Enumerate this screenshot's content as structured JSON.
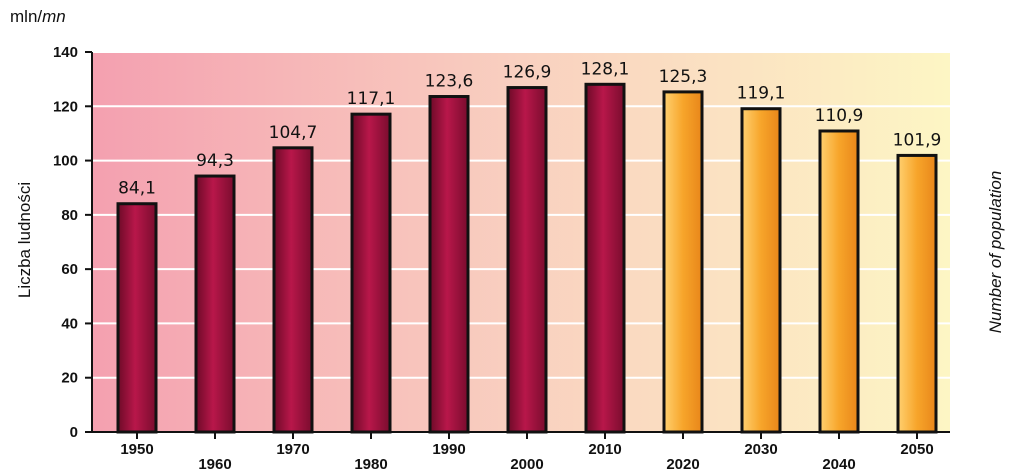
{
  "chart_data": {
    "type": "bar",
    "unit": "mln/",
    "unit_italic": "mn",
    "ylabel": "Liczba ludności",
    "ylabel_right": "Number of population",
    "ylim": [
      0,
      140
    ],
    "yticks": [
      0,
      20,
      40,
      60,
      80,
      100,
      120,
      140
    ],
    "grid": true,
    "categories": [
      "1950",
      "1960",
      "1970",
      "1980",
      "1990",
      "2000",
      "2010",
      "2020",
      "2030",
      "2040",
      "2050"
    ],
    "values": [
      84.1,
      94.3,
      104.7,
      117.1,
      123.6,
      126.9,
      128.1,
      125.3,
      119.1,
      110.9,
      101.9
    ],
    "value_labels": [
      "84,1",
      "94,3",
      "104,7",
      "117,1",
      "123,6",
      "126,9",
      "128,1",
      "125,3",
      "119,1",
      "110,9",
      "101,9"
    ],
    "bar_kind": [
      "historical",
      "historical",
      "historical",
      "historical",
      "historical",
      "historical",
      "historical",
      "projection",
      "projection",
      "projection",
      "projection"
    ],
    "colors": {
      "historical": "#a4123c",
      "projection": "#f5a020",
      "background_left": "#f4a0b0",
      "background_right": "#fdf6c4",
      "grid": "#ffffff",
      "axis": "#111111"
    }
  }
}
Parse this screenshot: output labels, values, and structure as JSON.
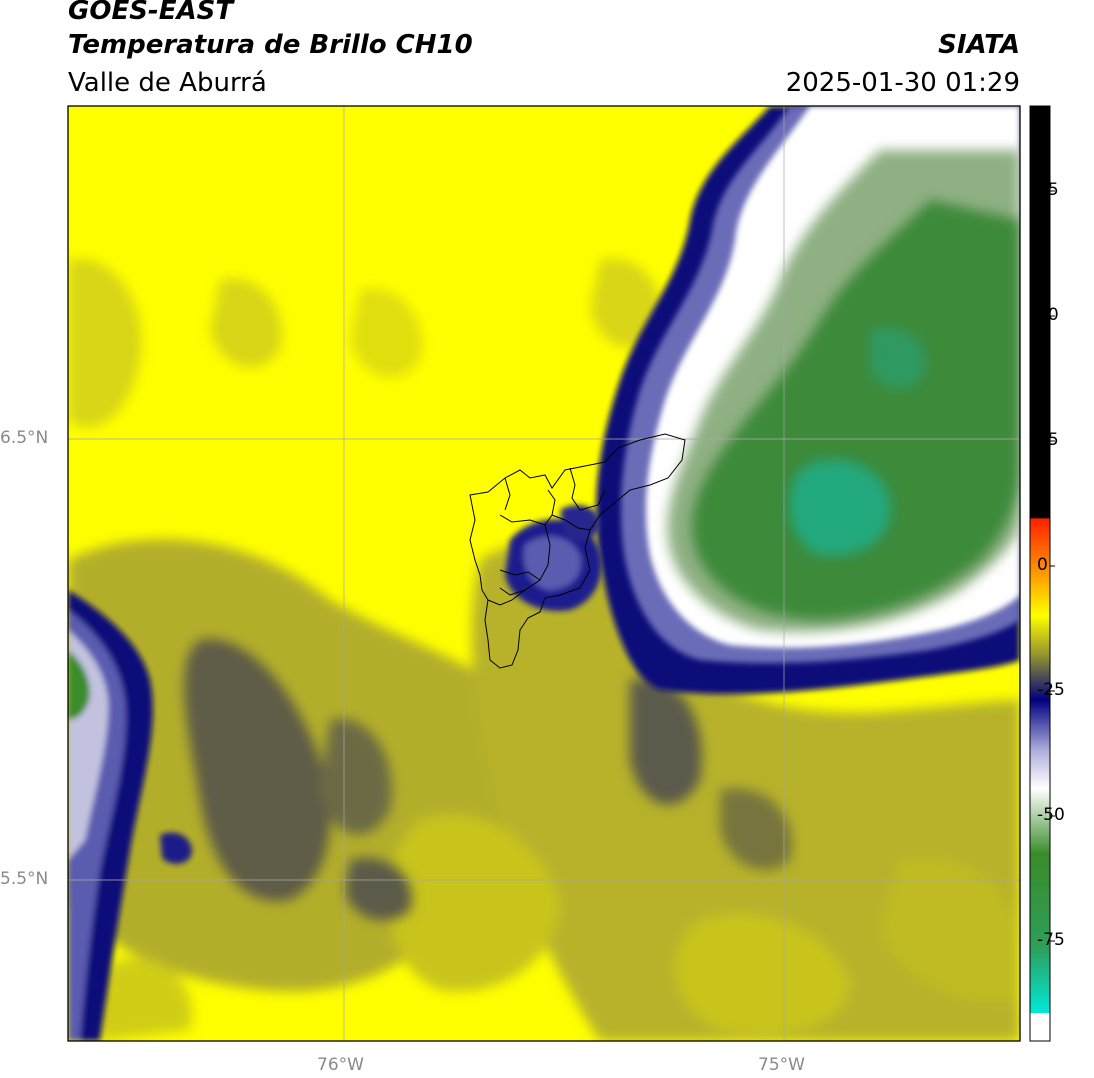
{
  "header": {
    "title_line1": "GOES-EAST",
    "title_line2": "Temperatura de Brillo CH10",
    "title_line3": "Valle de Aburrá",
    "brand": "SIATA",
    "timestamp": "2025-01-30 01:29"
  },
  "axes": {
    "lat_labels": [
      "6.5°N",
      "5.5°N"
    ],
    "lon_labels": [
      "76°W",
      "75°W"
    ],
    "gridlines": true
  },
  "colorbar": {
    "ticks": [
      "75",
      "50",
      "25",
      "0",
      "-25",
      "-50",
      "-75"
    ],
    "tick_values": [
      75,
      50,
      25,
      0,
      -25,
      -50,
      -75
    ],
    "range": [
      -95,
      92
    ],
    "colors": {
      "warm_top": "#000000",
      "red": "#ff2200",
      "orange": "#ff9900",
      "yellow": "#ffff00",
      "olive": "#8c8c32",
      "navy": "#000080",
      "lavender": "#b0b0dc",
      "white": "#ffffff",
      "green": "#3a8c2a",
      "cyan": "#00e8d8"
    }
  },
  "map_colors": {
    "background": "#ffff00",
    "olive_light": "#d8d614",
    "olive_mid": "#a7a32e",
    "olive_dark": "#5c5a48",
    "navy": "#0b0b7a",
    "blue_mid": "#5052a8",
    "lavender": "#b9b9db",
    "white": "#ffffff",
    "green_light": "#7ea86a",
    "green": "#3f8b38",
    "teal": "#1fae7c",
    "gridline": "#b0b0b0",
    "boundary": "#000000"
  }
}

|---|

Exercise directions: Collect the lines that hold "this".

Exercise solution:
Enumerate this screenshot's content as structured JSON.
Parse this screenshot: output labels, values, and structure as JSON.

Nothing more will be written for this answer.